**GIVEN TASK**
Determine how many lines in these records hold "clock". Only the number is wanted.

**MATERIAL PROVIDED**
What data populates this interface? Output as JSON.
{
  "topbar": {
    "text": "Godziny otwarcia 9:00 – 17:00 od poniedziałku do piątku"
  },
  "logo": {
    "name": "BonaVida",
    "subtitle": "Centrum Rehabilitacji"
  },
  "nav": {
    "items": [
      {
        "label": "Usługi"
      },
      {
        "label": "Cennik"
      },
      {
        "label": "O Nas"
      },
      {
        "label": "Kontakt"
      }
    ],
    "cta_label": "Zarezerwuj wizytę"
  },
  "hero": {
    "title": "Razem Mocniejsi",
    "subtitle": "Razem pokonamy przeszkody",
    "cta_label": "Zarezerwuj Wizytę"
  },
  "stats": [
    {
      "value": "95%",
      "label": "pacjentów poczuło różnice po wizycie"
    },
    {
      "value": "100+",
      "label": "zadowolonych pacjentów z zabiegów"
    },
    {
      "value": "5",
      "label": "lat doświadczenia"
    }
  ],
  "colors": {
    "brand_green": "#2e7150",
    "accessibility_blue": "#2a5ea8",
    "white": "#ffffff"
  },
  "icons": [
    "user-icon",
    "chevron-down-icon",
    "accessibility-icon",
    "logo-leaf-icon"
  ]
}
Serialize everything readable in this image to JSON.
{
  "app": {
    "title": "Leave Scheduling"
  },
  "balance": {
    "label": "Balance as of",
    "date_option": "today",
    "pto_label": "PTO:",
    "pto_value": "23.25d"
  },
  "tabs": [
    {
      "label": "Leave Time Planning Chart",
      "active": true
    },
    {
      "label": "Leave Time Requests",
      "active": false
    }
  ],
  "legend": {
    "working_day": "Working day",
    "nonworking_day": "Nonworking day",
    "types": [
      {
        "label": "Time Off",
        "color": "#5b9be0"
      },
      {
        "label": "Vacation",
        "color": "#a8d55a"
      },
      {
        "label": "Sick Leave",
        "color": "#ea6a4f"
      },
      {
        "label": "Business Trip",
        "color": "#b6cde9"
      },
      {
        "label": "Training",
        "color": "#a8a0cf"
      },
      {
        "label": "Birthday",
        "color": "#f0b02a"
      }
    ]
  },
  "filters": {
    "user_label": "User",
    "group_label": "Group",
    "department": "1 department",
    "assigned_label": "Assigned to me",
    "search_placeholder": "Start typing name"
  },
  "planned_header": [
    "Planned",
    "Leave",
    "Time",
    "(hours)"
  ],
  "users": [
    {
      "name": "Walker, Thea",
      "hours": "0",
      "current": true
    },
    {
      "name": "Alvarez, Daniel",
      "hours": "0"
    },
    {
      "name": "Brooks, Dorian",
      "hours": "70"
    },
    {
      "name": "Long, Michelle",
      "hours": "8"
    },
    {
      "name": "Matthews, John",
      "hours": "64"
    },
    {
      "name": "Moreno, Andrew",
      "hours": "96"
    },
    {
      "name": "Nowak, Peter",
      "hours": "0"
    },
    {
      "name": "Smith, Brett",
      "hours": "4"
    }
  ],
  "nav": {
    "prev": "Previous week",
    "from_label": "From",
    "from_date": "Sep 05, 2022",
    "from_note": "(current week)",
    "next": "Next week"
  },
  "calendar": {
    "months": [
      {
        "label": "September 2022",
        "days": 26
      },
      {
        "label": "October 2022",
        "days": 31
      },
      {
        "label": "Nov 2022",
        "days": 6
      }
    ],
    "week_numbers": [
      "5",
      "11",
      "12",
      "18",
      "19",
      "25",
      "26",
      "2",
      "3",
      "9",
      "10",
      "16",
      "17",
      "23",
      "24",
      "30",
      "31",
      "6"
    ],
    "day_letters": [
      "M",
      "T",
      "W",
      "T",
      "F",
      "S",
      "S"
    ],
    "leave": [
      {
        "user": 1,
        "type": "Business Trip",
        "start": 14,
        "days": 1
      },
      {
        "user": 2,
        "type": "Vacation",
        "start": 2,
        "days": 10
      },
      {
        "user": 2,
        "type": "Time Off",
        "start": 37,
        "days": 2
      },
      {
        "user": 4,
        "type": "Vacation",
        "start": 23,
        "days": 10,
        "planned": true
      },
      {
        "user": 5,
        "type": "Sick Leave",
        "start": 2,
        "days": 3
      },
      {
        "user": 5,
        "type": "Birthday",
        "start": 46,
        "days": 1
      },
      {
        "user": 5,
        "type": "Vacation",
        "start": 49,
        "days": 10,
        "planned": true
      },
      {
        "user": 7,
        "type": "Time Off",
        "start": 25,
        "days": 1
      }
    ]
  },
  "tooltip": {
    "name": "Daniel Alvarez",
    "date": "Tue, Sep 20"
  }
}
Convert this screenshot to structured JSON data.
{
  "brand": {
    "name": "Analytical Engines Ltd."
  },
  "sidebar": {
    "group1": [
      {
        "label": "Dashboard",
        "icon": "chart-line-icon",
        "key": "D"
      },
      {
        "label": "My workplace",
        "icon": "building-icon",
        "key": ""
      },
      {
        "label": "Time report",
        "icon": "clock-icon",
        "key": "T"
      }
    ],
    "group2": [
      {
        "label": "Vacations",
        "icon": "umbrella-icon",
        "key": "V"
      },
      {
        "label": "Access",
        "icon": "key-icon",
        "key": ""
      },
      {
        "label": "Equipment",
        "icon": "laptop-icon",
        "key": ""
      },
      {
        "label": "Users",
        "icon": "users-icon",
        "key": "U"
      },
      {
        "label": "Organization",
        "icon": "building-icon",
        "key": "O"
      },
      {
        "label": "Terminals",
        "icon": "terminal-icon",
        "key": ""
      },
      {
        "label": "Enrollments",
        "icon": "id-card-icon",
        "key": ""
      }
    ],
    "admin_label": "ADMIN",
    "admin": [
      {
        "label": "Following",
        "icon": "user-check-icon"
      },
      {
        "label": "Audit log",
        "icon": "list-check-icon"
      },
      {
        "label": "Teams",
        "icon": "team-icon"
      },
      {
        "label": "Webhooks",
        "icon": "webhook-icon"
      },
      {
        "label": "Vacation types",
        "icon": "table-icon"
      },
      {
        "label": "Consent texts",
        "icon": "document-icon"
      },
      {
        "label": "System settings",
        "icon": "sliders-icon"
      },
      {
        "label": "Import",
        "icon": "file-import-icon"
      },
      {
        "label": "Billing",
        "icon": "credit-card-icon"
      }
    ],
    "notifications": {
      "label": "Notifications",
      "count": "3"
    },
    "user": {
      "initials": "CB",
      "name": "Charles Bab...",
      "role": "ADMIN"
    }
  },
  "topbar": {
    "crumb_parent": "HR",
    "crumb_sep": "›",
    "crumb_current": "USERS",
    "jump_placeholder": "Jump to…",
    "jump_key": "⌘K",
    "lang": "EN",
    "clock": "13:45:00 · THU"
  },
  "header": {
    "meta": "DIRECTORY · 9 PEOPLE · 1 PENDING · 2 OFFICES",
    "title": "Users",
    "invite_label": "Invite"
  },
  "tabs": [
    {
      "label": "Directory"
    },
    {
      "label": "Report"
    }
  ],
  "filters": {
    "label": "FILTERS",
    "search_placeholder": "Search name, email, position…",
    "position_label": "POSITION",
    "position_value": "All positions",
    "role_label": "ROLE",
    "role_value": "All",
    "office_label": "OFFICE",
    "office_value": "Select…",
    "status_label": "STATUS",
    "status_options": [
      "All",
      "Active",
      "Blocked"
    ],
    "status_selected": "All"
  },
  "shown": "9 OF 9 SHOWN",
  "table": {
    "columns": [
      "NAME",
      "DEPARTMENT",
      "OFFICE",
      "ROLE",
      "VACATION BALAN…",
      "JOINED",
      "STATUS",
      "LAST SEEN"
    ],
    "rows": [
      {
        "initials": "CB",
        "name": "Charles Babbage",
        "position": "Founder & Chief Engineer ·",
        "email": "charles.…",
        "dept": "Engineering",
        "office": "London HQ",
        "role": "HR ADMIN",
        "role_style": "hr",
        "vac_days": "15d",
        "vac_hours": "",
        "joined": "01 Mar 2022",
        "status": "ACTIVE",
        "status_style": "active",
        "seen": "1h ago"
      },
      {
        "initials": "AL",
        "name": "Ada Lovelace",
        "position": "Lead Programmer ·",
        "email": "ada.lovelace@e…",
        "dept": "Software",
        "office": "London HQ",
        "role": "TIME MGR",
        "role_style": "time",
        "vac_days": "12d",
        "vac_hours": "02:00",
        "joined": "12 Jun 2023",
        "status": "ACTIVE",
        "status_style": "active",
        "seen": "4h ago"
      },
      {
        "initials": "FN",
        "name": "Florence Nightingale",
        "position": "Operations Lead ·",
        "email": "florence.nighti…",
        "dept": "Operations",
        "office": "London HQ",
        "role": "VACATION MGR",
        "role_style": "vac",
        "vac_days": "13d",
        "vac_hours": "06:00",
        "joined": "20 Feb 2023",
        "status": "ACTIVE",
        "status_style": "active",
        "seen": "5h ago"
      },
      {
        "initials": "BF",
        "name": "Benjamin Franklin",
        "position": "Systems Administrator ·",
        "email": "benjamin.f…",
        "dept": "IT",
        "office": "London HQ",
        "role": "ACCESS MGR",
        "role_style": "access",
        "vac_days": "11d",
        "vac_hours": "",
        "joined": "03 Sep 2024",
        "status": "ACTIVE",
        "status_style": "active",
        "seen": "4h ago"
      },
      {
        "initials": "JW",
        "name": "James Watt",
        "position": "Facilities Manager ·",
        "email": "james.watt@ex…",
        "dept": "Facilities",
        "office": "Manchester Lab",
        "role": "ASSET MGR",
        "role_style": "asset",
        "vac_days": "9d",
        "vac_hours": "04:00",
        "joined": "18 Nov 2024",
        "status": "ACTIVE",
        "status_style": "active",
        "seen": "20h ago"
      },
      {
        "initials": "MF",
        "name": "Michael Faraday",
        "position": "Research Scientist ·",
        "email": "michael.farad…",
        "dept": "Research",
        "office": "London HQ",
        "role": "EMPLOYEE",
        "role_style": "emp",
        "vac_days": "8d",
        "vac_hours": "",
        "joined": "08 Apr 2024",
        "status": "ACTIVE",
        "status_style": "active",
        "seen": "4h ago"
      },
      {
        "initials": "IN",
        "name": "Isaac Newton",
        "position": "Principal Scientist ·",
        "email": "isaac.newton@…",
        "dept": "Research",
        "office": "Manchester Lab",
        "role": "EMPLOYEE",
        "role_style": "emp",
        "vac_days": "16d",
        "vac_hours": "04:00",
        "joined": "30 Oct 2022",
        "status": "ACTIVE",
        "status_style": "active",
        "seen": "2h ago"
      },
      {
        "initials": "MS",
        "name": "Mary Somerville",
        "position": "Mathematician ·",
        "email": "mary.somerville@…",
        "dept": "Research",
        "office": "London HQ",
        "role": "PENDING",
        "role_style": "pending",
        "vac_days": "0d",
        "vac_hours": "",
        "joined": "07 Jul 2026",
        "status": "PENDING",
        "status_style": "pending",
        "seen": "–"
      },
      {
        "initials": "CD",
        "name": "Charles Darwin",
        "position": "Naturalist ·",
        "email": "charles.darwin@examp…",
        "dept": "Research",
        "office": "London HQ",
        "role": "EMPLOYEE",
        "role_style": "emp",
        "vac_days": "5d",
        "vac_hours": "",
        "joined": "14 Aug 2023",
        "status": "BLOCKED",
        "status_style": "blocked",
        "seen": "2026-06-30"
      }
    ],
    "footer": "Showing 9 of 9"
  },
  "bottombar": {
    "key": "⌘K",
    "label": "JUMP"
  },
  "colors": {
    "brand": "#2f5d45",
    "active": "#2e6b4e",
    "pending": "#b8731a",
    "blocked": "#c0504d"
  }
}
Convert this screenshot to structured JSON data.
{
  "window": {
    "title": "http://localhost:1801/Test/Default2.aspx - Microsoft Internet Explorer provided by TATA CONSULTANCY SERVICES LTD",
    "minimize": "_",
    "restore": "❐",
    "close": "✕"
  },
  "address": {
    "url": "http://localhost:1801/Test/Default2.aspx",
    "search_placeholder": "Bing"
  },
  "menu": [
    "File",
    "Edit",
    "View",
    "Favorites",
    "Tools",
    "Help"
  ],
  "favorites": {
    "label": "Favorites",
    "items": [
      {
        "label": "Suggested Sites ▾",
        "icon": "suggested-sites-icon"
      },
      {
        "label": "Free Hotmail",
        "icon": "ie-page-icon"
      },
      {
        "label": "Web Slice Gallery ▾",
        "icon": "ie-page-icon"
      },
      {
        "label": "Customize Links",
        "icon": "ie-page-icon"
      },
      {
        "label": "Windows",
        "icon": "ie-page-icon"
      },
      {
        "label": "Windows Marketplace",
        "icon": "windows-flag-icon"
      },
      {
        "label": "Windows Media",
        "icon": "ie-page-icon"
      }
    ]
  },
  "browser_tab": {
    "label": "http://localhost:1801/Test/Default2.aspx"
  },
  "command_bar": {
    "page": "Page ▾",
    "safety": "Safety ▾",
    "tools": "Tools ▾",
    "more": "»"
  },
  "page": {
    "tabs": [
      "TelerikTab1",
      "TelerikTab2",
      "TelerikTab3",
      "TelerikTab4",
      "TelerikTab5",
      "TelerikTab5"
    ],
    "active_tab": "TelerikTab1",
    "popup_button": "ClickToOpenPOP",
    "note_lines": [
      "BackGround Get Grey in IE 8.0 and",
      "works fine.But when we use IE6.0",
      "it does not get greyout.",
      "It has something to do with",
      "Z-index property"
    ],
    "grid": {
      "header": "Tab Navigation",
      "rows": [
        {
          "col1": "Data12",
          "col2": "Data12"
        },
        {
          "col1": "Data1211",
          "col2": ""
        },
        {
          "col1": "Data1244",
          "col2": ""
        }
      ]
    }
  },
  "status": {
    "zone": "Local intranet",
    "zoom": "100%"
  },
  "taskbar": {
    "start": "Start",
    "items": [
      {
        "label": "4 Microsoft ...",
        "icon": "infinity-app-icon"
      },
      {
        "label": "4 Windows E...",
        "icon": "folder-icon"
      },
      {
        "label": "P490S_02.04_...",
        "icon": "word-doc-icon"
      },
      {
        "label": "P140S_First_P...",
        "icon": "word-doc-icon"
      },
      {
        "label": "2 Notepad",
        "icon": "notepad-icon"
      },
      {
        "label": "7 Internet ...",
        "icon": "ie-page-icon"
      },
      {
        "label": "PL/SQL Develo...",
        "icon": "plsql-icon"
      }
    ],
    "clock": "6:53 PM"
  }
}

**RESPONSE BELOW**
3